%%

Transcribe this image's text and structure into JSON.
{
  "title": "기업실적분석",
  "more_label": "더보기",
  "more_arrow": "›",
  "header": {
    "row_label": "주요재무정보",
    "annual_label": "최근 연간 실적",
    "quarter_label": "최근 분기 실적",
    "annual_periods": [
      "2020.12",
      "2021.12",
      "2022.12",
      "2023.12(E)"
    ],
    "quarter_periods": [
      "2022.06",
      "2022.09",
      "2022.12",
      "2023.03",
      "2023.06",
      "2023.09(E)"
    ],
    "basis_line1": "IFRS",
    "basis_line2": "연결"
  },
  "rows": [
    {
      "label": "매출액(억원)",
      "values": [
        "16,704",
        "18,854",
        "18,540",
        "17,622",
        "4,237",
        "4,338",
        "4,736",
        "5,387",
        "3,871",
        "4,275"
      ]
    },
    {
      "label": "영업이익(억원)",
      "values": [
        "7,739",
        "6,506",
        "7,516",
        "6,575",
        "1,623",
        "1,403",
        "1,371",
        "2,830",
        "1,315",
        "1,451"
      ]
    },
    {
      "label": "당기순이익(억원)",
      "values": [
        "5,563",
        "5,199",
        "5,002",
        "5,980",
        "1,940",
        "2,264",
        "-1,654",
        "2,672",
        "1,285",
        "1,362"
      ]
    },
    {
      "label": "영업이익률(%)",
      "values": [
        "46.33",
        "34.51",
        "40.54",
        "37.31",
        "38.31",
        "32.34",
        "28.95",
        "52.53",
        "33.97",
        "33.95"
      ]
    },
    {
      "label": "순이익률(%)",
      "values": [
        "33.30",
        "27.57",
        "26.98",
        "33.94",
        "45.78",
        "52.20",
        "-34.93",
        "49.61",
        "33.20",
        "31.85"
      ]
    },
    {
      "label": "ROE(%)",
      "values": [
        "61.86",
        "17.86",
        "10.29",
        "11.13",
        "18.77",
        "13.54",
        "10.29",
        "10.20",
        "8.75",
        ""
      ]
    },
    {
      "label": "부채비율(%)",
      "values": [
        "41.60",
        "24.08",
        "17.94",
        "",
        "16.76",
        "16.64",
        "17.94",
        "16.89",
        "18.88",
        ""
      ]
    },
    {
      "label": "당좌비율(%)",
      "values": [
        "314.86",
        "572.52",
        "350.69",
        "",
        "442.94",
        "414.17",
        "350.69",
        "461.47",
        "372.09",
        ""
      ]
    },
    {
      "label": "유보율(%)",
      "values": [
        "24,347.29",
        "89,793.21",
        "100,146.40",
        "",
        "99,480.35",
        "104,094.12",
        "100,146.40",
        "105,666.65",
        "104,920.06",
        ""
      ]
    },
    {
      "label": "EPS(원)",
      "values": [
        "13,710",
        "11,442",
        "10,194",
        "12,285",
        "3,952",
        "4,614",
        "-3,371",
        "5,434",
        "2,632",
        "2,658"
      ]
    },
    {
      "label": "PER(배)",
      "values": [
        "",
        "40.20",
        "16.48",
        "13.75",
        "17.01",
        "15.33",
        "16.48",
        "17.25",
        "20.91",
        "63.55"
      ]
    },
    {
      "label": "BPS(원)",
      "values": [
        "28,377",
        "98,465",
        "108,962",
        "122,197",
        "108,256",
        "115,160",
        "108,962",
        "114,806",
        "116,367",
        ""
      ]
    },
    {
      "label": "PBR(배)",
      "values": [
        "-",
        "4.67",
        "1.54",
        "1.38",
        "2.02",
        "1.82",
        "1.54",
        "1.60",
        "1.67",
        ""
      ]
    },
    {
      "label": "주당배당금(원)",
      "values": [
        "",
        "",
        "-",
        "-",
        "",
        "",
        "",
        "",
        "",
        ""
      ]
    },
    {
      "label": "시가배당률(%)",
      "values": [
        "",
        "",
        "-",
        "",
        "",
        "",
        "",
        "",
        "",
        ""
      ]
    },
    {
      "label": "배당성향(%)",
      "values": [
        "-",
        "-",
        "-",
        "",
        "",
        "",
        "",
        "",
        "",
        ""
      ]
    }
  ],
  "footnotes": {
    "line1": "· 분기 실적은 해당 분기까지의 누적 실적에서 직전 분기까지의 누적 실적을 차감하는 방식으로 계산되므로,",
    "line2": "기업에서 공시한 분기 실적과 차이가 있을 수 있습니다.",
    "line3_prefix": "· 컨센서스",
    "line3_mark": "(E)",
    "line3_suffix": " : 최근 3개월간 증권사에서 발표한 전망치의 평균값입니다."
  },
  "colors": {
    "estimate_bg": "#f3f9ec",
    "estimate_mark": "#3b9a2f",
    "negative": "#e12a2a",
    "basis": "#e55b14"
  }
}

%%

Print the records above in full, exactly.

Exercise output:
Transcribe this image's text and structure into JSON.
{
  "title": "기업실적분석",
  "more_label": "더보기",
  "more_arrow": "›",
  "header": {
    "row_label": "주요재무정보",
    "annual_label": "최근 연간 실적",
    "quarter_label": "최근 분기 실적",
    "annual_periods": [
      "2020.12",
      "2021.12",
      "2022.12",
      "2023.12(E)"
    ],
    "quarter_periods": [
      "2022.06",
      "2022.09",
      "2022.12",
      "2023.03",
      "2023.06",
      "2023.09(E)"
    ],
    "basis_line1": "IFRS",
    "basis_line2": "연결"
  },
  "rows": [
    {
      "label": "매출액(억원)",
      "values": [
        "16,704",
        "18,854",
        "18,540",
        "17,622",
        "4,237",
        "4,338",
        "4,736",
        "5,387",
        "3,871",
        "4,275"
      ]
    },
    {
      "label": "영업이익(억원)",
      "values": [
        "7,739",
        "6,506",
        "7,516",
        "6,575",
        "1,623",
        "1,403",
        "1,371",
        "2,830",
        "1,315",
        "1,451"
      ]
    },
    {
      "label": "당기순이익(억원)",
      "values": [
        "5,563",
        "5,199",
        "5,002",
        "5,980",
        "1,940",
        "2,264",
        "-1,654",
        "2,672",
        "1,285",
        "1,362"
      ]
    },
    {
      "label": "영업이익률(%)",
      "values": [
        "46.33",
        "34.51",
        "40.54",
        "37.31",
        "38.31",
        "32.34",
        "28.95",
        "52.53",
        "33.97",
        "33.95"
      ]
    },
    {
      "label": "순이익률(%)",
      "values": [
        "33.30",
        "27.57",
        "26.98",
        "33.94",
        "45.78",
        "52.20",
        "-34.93",
        "49.61",
        "33.20",
        "31.85"
      ]
    },
    {
      "label": "ROE(%)",
      "values": [
        "61.86",
        "17.86",
        "10.29",
        "11.13",
        "18.77",
        "13.54",
        "10.29",
        "10.20",
        "8.75",
        ""
      ]
    },
    {
      "label": "부채비율(%)",
      "values": [
        "41.60",
        "24.08",
        "17.94",
        "",
        "16.76",
        "16.64",
        "17.94",
        "16.89",
        "18.88",
        ""
      ]
    },
    {
      "label": "당좌비율(%)",
      "values": [
        "314.86",
        "572.52",
        "350.69",
        "",
        "442.94",
        "414.17",
        "350.69",
        "461.47",
        "372.09",
        ""
      ]
    },
    {
      "label": "유보율(%)",
      "values": [
        "24,347.29",
        "89,793.21",
        "100,146.40",
        "",
        "99,480.35",
        "104,094.12",
        "100,146.40",
        "105,666.65",
        "104,920.06",
        ""
      ]
    },
    {
      "label": "EPS(원)",
      "values": [
        "13,710",
        "11,442",
        "10,194",
        "12,285",
        "3,952",
        "4,614",
        "-3,371",
        "5,434",
        "2,632",
        "2,658"
      ]
    },
    {
      "label": "PER(배)",
      "values": [
        "",
        "40.20",
        "16.48",
        "13.75",
        "17.01",
        "15.33",
        "16.48",
        "17.25",
        "20.91",
        "63.55"
      ]
    },
    {
      "label": "BPS(원)",
      "values": [
        "28,377",
        "98,465",
        "108,962",
        "122,197",
        "108,256",
        "115,160",
        "108,962",
        "114,806",
        "116,367",
        ""
      ]
    },
    {
      "label": "PBR(배)",
      "values": [
        "-",
        "4.67",
        "1.54",
        "1.38",
        "2.02",
        "1.82",
        "1.54",
        "1.60",
        "1.67",
        ""
      ]
    },
    {
      "label": "주당배당금(원)",
      "values": [
        "",
        "",
        "-",
        "-",
        "",
        "",
        "",
        "",
        "",
        ""
      ]
    },
    {
      "label": "시가배당률(%)",
      "values": [
        "",
        "",
        "-",
        "",
        "",
        "",
        "",
        "",
        "",
        ""
      ]
    },
    {
      "label": "배당성향(%)",
      "values": [
        "-",
        "-",
        "-",
        "",
        "",
        "",
        "",
        "",
        "",
        ""
      ]
    }
  ],
  "footnotes": {
    "line1": "· 분기 실적은 해당 분기까지의 누적 실적에서 직전 분기까지의 누적 실적을 차감하는 방식으로 계산되므로,",
    "line2": "기업에서 공시한 분기 실적과 차이가 있을 수 있습니다.",
    "line3_prefix": "· 컨센서스",
    "line3_mark": "(E)",
    "line3_suffix": " : 최근 3개월간 증권사에서 발표한 전망치의 평균값입니다."
  },
  "colors": {
    "estimate_bg": "#f3f9ec",
    "estimate_mark": "#3b9a2f",
    "negative": "#e12a2a",
    "basis": "#e55b14"
  }
}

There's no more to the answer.